# Collected data
────────────────────

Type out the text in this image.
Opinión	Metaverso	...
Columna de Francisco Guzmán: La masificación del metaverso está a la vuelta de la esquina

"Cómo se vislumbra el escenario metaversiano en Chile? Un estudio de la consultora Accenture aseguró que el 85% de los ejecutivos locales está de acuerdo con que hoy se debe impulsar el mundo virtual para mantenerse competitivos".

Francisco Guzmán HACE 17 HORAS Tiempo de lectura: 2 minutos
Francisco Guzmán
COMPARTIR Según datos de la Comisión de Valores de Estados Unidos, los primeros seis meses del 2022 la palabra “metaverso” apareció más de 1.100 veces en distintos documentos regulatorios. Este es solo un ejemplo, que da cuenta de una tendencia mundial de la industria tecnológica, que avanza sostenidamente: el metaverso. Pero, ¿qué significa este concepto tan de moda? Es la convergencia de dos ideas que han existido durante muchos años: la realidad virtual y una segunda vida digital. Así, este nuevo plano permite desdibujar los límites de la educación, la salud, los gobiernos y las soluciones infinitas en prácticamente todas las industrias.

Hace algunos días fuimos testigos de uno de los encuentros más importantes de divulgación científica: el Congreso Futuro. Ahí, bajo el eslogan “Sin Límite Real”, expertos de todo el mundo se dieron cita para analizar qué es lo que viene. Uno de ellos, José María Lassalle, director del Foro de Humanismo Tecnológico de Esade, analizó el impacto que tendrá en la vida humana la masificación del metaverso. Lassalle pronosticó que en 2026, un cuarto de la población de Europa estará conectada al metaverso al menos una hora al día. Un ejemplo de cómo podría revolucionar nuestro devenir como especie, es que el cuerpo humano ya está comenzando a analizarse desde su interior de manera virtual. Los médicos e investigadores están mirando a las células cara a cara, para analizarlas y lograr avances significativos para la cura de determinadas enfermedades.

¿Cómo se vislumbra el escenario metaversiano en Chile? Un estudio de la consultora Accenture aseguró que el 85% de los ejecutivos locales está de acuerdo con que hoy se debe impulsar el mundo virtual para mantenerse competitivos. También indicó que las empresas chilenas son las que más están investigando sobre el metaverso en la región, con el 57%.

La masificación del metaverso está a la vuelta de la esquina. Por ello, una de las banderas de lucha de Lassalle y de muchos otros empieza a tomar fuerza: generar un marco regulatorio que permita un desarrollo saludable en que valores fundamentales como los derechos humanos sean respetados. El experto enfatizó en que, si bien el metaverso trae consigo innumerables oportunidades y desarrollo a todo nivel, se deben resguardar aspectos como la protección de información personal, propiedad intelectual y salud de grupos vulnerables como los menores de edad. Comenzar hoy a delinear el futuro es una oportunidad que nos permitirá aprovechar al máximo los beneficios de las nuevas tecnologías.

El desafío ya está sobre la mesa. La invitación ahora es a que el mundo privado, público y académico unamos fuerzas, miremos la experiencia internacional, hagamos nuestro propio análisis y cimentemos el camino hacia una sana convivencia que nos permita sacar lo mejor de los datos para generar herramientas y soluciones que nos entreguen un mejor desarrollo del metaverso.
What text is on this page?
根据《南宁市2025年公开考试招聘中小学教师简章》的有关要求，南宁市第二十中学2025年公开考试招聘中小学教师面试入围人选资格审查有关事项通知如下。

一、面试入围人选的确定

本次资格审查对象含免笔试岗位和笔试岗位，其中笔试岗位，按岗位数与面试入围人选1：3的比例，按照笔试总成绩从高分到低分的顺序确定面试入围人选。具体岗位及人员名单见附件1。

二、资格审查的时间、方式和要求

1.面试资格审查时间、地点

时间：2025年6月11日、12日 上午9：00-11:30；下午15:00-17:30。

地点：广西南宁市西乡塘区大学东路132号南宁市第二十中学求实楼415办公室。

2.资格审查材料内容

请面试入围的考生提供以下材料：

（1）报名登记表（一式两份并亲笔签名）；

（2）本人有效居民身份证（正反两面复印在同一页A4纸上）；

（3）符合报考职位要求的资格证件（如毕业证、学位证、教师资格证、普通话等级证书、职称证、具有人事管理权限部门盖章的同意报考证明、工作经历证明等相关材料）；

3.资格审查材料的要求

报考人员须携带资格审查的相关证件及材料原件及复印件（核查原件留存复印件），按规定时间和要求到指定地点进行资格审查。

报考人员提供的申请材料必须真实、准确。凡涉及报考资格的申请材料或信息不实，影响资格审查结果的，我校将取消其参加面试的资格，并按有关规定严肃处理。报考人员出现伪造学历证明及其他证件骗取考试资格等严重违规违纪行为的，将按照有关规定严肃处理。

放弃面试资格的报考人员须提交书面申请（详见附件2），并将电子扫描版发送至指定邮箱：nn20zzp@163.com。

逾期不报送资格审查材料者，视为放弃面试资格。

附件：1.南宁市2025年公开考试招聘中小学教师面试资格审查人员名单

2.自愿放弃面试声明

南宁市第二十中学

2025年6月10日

────────────────────

# WHAT YOU HAVE TO DO
Looking at the records above, tally the lines holding "mantenerse" and reply with that number only.

# RESPONSE FOR THIS EXERCISE
2